* _DATA FOR THIS TASK_
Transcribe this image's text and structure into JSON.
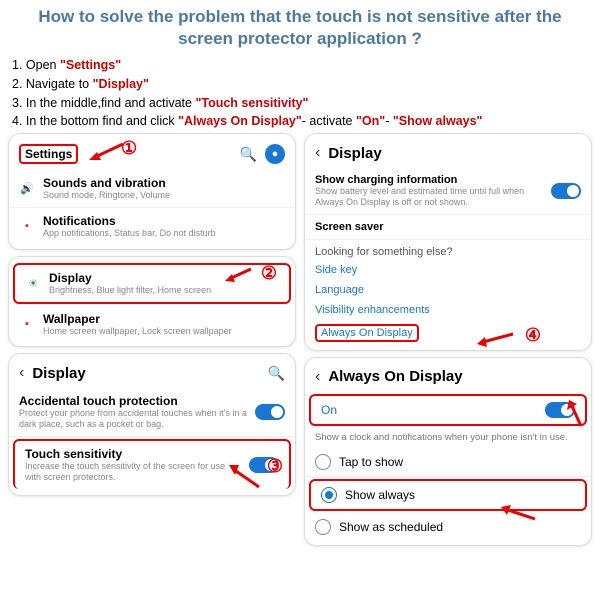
{
  "header": "How to solve the problem that the touch is not sensitive after the screen protector application ?",
  "steps": {
    "s1a": "1. Open ",
    "s1b": "\"Settings\"",
    "s2a": "2. Navigate to ",
    "s2b": "\"Display\"",
    "s3a": "3. In the middle,find and activate ",
    "s3b": "\"Touch sensitivity\"",
    "s4a": "4. In the bottom find and click ",
    "s4b": "\"Always On Display\"",
    "s4c": "- activate ",
    "s4d": "\"On\"",
    "s4e": "- ",
    "s4f": "\"Show always\""
  },
  "nums": {
    "n1": "①",
    "n2": "②",
    "n3": "③",
    "n4": "④"
  },
  "left1": {
    "title": "Settings",
    "sounds": {
      "t": "Sounds and vibration",
      "s": "Sound mode, Ringtone, Volume"
    },
    "notif": {
      "t": "Notifications",
      "s": "App notifications, Status bar, Do not disturb"
    }
  },
  "left2": {
    "display": {
      "t": "Display",
      "s": "Brightness, Blue light filter, Home screen"
    },
    "wallpaper": {
      "t": "Wallpaper",
      "s": "Home screen wallpaper, Lock screen wallpaper"
    }
  },
  "left3": {
    "title": "Display",
    "acc": {
      "t": "Accidental touch protection",
      "s": "Protect your phone from accidental touches when it's in a dark place, such as a pocket or bag."
    },
    "touch": {
      "t": "Touch sensitivity",
      "s": "Increase the touch sensitivity of the screen for use with screen protectors."
    }
  },
  "right1": {
    "title": "Display",
    "charging": {
      "t": "Show charging information",
      "s": "Show battery level and estimated time until full when Always On Display is off or not shown."
    },
    "saver": "Screen saver",
    "looking": "Looking for something else?",
    "links": {
      "side": "Side key",
      "lang": "Language",
      "vis": "Visibility enhancements",
      "aod": "Always On Display"
    }
  },
  "right2": {
    "title": "Always On Display",
    "on": "On",
    "desc": "Show a clock and notifications when your phone isn't in use.",
    "opts": {
      "tap": "Tap to show",
      "always": "Show always",
      "sched": "Show as scheduled"
    }
  }
}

* _SET EXERCISE_
In your copy, repeat each record exactly and include no pictures.

* _OUTPUT OF THE TASK_
Transcribe this image's text and structure into JSON.
{
  "header": "How to solve the problem that the touch is not sensitive after the screen protector application ?",
  "steps": {
    "s1a": "1. Open ",
    "s1b": "\"Settings\"",
    "s2a": "2. Navigate to ",
    "s2b": "\"Display\"",
    "s3a": "3. In the middle,find and activate ",
    "s3b": "\"Touch sensitivity\"",
    "s4a": "4. In the bottom find and click ",
    "s4b": "\"Always On Display\"",
    "s4c": "- activate ",
    "s4d": "\"On\"",
    "s4e": "- ",
    "s4f": "\"Show always\""
  },
  "nums": {
    "n1": "①",
    "n2": "②",
    "n3": "③",
    "n4": "④"
  },
  "left1": {
    "title": "Settings",
    "sounds": {
      "t": "Sounds and vibration",
      "s": "Sound mode, Ringtone, Volume"
    },
    "notif": {
      "t": "Notifications",
      "s": "App notifications, Status bar, Do not disturb"
    }
  },
  "left2": {
    "display": {
      "t": "Display",
      "s": "Brightness, Blue light filter, Home screen"
    },
    "wallpaper": {
      "t": "Wallpaper",
      "s": "Home screen wallpaper, Lock screen wallpaper"
    }
  },
  "left3": {
    "title": "Display",
    "acc": {
      "t": "Accidental touch protection",
      "s": "Protect your phone from accidental touches when it's in a dark place, such as a pocket or bag."
    },
    "touch": {
      "t": "Touch sensitivity",
      "s": "Increase the touch sensitivity of the screen for use with screen protectors."
    }
  },
  "right1": {
    "title": "Display",
    "charging": {
      "t": "Show charging information",
      "s": "Show battery level and estimated time until full when Always On Display is off or not shown."
    },
    "saver": "Screen saver",
    "looking": "Looking for something else?",
    "links": {
      "side": "Side key",
      "lang": "Language",
      "vis": "Visibility enhancements",
      "aod": "Always On Display"
    }
  },
  "right2": {
    "title": "Always On Display",
    "on": "On",
    "desc": "Show a clock and notifications when your phone isn't in use.",
    "opts": {
      "tap": "Tap to show",
      "always": "Show always",
      "sched": "Show as scheduled"
    }
  }
}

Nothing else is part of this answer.